▶ [GOAL]: Exactly as they appear, output all of the entries.

--- Start RECORDS ---

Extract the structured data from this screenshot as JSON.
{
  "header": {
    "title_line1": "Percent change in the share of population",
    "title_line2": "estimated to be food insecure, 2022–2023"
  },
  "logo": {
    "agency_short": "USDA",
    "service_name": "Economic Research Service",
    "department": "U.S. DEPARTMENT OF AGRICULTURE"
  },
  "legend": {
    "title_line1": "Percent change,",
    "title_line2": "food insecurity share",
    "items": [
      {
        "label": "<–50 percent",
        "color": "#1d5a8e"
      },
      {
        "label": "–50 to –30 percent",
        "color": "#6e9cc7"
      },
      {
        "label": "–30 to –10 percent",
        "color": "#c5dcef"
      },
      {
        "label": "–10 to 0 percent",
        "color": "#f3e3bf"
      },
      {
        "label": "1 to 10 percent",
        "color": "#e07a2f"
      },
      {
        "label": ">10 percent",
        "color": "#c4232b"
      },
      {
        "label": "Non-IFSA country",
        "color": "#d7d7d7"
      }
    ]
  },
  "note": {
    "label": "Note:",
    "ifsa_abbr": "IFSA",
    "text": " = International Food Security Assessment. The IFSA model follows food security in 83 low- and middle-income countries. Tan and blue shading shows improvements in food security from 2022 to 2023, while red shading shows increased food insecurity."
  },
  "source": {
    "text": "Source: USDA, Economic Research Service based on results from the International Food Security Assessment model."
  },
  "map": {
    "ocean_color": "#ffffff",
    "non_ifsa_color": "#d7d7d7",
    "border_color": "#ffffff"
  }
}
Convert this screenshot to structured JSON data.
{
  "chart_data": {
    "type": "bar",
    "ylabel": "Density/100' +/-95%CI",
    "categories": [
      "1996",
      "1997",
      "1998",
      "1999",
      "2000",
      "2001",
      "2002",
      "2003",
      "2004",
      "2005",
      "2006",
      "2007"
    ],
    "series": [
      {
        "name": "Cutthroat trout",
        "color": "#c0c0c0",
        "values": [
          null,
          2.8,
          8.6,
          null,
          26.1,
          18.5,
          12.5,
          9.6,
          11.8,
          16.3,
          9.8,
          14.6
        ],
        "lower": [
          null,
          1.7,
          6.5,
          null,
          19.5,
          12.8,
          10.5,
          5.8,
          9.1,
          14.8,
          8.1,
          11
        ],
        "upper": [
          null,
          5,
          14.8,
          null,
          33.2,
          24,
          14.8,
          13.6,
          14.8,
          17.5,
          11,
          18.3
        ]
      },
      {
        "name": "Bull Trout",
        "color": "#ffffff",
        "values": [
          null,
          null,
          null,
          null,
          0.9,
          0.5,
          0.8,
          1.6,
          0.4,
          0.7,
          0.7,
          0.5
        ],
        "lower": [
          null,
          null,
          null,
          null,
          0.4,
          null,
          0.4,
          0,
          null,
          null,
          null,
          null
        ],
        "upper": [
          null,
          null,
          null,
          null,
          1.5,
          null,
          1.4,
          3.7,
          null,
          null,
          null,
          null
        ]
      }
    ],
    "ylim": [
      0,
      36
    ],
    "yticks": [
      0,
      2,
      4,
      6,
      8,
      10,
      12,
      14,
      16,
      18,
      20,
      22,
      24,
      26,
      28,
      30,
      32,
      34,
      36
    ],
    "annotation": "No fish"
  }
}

--- End RECORDS ---

▶ [COMPLETE ANSWER]:
Extract the structured data from this screenshot as JSON.
{
  "header": {
    "title_line1": "Percent change in the share of population",
    "title_line2": "estimated to be food insecure, 2022–2023"
  },
  "logo": {
    "agency_short": "USDA",
    "service_name": "Economic Research Service",
    "department": "U.S. DEPARTMENT OF AGRICULTURE"
  },
  "legend": {
    "title_line1": "Percent change,",
    "title_line2": "food insecurity share",
    "items": [
      {
        "label": "<–50 percent",
        "color": "#1d5a8e"
      },
      {
        "label": "–50 to –30 percent",
        "color": "#6e9cc7"
      },
      {
        "label": "–30 to –10 percent",
        "color": "#c5dcef"
      },
      {
        "label": "–10 to 0 percent",
        "color": "#f3e3bf"
      },
      {
        "label": "1 to 10 percent",
        "color": "#e07a2f"
      },
      {
        "label": ">10 percent",
        "color": "#c4232b"
      },
      {
        "label": "Non-IFSA country",
        "color": "#d7d7d7"
      }
    ]
  },
  "note": {
    "label": "Note:",
    "ifsa_abbr": "IFSA",
    "text": " = International Food Security Assessment. The IFSA model follows food security in 83 low- and middle-income countries. Tan and blue shading shows improvements in food security from 2022 to 2023, while red shading shows increased food insecurity."
  },
  "source": {
    "text": "Source: USDA, Economic Research Service based on results from the International Food Security Assessment model."
  },
  "map": {
    "ocean_color": "#ffffff",
    "non_ifsa_color": "#d7d7d7",
    "border_color": "#ffffff"
  }
}
Convert this screenshot to structured JSON data.
{
  "chart_data": {
    "type": "bar",
    "ylabel": "Density/100' +/-95%CI",
    "categories": [
      "1996",
      "1997",
      "1998",
      "1999",
      "2000",
      "2001",
      "2002",
      "2003",
      "2004",
      "2005",
      "2006",
      "2007"
    ],
    "series": [
      {
        "name": "Cutthroat trout",
        "color": "#c0c0c0",
        "values": [
          null,
          2.8,
          8.6,
          null,
          26.1,
          18.5,
          12.5,
          9.6,
          11.8,
          16.3,
          9.8,
          14.6
        ],
        "lower": [
          null,
          1.7,
          6.5,
          null,
          19.5,
          12.8,
          10.5,
          5.8,
          9.1,
          14.8,
          8.1,
          11
        ],
        "upper": [
          null,
          5,
          14.8,
          null,
          33.2,
          24,
          14.8,
          13.6,
          14.8,
          17.5,
          11,
          18.3
        ]
      },
      {
        "name": "Bull Trout",
        "color": "#ffffff",
        "values": [
          null,
          null,
          null,
          null,
          0.9,
          0.5,
          0.8,
          1.6,
          0.4,
          0.7,
          0.7,
          0.5
        ],
        "lower": [
          null,
          null,
          null,
          null,
          0.4,
          null,
          0.4,
          0,
          null,
          null,
          null,
          null
        ],
        "upper": [
          null,
          null,
          null,
          null,
          1.5,
          null,
          1.4,
          3.7,
          null,
          null,
          null,
          null
        ]
      }
    ],
    "ylim": [
      0,
      36
    ],
    "yticks": [
      0,
      2,
      4,
      6,
      8,
      10,
      12,
      14,
      16,
      18,
      20,
      22,
      24,
      26,
      28,
      30,
      32,
      34,
      36
    ],
    "annotation": "No fish"
  }
}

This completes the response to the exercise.